### EXTRACTO DE LA FUENTE
___

No sé si será correcto afligirse tanto por las penas remotas porque, en definitiva, ¿quien puede volver a gastar lo que ya se ha gastado?

Nocturnos, en clave de ausencia

Quincuagésimo noveno nocturno

En una de esas largas filas que hacemos en los Bancos para pagar algún impuesto, un hombre que estaba detrás de mí le decía a un amigo que lo acompañaba que: ¡sí!, que él la había amado mucho... que tenía la certeza de que si el paraíso existe la volvería a encontrar pero, cuando eso pasara, seguramente que cada cual seguiría su camino sin siquiera mirarse ni dar vuelta la cara... maduré en mí y calculé cuántos años me faltarían para llegar a pensar como él... en fin.

Nocturnos, en clave de ausencia

Quincuagésimo octavo nocturno


Jubilados por el tiempo, más que por los años, los dos están sentados en un banco de la plaza, entibiando sus cuerpos al sol que se asoma, de cuando en cuando, de su escondite de nubes. Supongo que estará de más decir que ellos son dos seres indivisi-bles que guardan, o esconden, las mismas manchas de su par de almas que aparentan distintos cuerpos.
Él piensa en sus hijos... ella evoca a los nietos. ¡Europa está lejos!

___

### EXTRACTOS DE REGISTROS
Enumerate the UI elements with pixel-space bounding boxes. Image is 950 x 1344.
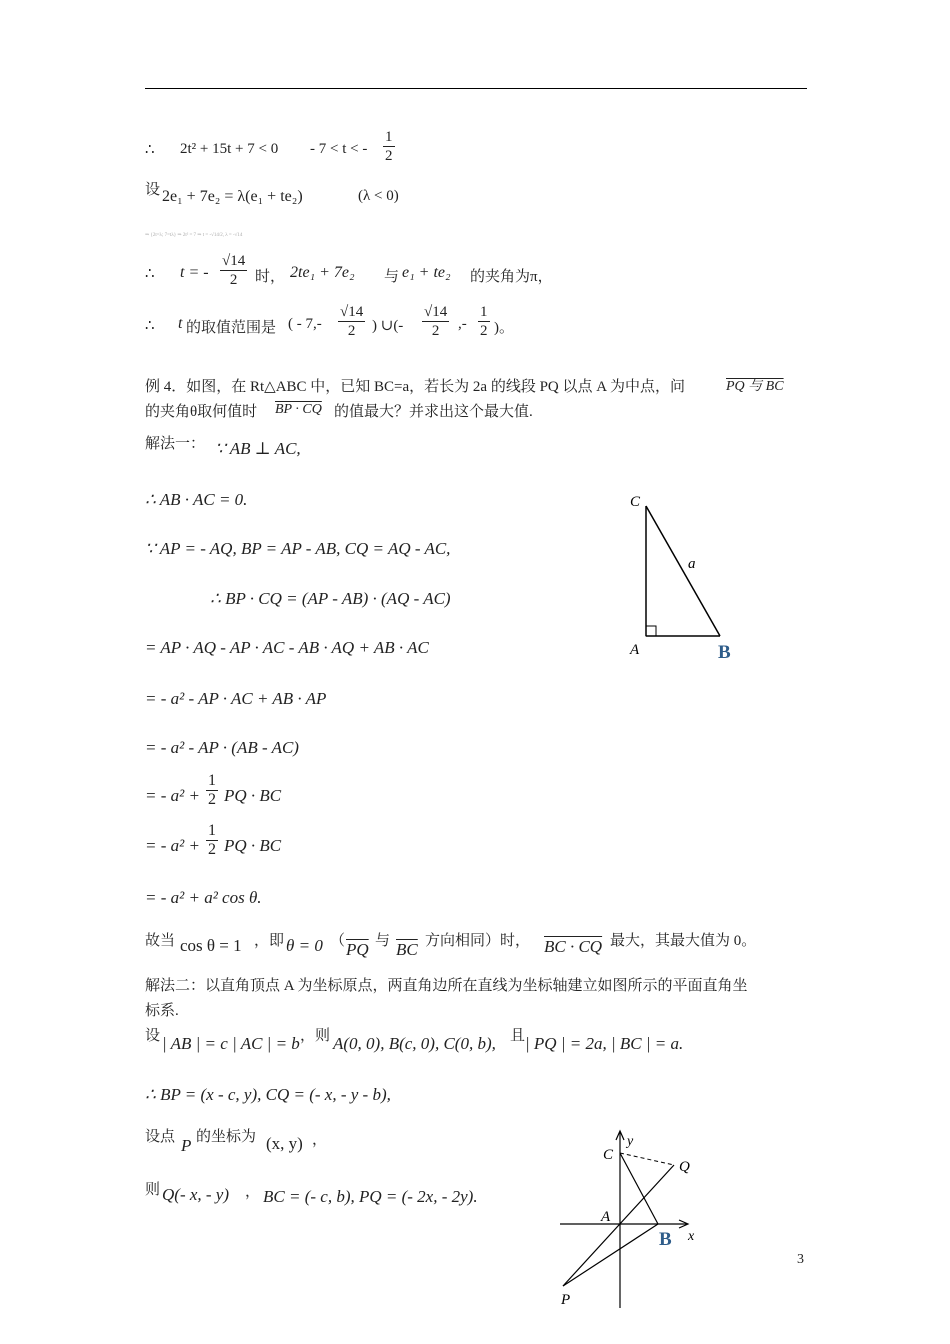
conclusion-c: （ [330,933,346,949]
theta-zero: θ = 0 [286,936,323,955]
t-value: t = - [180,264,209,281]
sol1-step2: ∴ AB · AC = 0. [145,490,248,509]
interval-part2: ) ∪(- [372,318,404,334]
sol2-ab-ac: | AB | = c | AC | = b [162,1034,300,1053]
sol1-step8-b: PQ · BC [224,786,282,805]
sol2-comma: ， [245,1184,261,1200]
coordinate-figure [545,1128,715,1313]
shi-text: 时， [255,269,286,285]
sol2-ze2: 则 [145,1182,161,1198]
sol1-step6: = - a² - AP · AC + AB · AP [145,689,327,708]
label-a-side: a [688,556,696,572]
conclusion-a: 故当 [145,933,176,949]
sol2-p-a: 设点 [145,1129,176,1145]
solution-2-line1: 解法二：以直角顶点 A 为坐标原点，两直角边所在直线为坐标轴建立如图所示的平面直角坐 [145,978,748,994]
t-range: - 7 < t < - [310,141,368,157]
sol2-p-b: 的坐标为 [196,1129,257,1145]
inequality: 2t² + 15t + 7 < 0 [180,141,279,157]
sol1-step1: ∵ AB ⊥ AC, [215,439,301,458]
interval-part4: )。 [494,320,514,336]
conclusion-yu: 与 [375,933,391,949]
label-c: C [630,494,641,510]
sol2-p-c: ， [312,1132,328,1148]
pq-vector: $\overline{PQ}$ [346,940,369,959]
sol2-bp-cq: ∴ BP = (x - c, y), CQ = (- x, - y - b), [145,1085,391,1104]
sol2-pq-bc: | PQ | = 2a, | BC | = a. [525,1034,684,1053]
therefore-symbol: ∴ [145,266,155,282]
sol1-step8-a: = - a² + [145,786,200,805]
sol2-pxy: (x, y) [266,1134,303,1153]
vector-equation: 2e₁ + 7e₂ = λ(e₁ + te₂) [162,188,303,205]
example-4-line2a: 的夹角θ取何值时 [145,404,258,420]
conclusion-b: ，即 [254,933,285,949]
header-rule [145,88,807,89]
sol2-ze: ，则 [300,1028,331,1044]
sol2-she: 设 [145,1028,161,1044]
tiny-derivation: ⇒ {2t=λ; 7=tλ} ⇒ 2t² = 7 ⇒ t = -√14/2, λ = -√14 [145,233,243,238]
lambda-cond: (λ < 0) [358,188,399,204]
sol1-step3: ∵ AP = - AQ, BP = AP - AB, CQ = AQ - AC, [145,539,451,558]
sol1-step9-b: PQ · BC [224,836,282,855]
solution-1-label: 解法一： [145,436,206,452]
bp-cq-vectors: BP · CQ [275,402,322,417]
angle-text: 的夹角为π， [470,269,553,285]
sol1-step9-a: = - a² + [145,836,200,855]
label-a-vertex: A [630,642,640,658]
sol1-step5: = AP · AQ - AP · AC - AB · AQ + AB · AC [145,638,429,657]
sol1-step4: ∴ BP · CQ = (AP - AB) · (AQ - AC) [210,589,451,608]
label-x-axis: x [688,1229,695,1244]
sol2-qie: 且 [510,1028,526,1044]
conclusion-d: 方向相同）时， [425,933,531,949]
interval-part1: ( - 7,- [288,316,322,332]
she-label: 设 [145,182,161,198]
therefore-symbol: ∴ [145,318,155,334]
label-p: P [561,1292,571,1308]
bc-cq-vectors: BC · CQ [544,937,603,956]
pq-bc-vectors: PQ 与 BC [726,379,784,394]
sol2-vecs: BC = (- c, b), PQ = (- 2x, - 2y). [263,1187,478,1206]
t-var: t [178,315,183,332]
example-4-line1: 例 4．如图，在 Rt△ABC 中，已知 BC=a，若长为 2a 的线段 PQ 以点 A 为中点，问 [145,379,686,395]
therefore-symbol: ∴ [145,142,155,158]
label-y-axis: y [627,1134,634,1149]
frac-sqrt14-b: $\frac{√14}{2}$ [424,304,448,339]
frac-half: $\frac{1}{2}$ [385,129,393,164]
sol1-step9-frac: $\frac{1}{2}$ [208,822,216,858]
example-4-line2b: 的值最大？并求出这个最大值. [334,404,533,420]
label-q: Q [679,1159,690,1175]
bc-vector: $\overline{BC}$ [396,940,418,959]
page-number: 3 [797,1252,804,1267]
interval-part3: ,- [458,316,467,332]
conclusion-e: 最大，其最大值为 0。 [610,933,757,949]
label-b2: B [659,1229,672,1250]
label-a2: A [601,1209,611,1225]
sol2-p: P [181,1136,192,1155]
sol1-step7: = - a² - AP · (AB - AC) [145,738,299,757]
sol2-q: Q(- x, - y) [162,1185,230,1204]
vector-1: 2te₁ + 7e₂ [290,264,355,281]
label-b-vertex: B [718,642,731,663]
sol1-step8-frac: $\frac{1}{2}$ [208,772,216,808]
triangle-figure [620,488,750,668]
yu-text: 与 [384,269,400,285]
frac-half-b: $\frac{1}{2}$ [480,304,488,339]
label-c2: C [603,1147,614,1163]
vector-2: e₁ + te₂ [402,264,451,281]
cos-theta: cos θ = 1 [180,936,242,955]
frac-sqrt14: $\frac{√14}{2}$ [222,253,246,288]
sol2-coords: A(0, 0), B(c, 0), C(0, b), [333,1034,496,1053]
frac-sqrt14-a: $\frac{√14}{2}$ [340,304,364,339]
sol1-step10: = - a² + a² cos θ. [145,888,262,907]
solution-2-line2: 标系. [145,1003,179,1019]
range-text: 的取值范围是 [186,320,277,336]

___

### LA TAREA
Reproduce, por favor, el pasaje del extracto de la fuente que empieza con "Jubilados por el" y sigue hasta "aparentan distintos cuerpos.", sin cambiar ni una letra.

### RESPUESTA DEL EJERCICIO
Jubilados por el tiempo, más que por los años, los dos están sentados en un banco de la plaza, entibiando sus cuerpos al sol que se asoma, de cuando en cuando, de su escondite de nubes. Supongo que estará de más decir que ellos son dos seres indivisi-bles que guardan, o esconden, las mismas manchas de su par de almas que aparentan distintos cuerpos.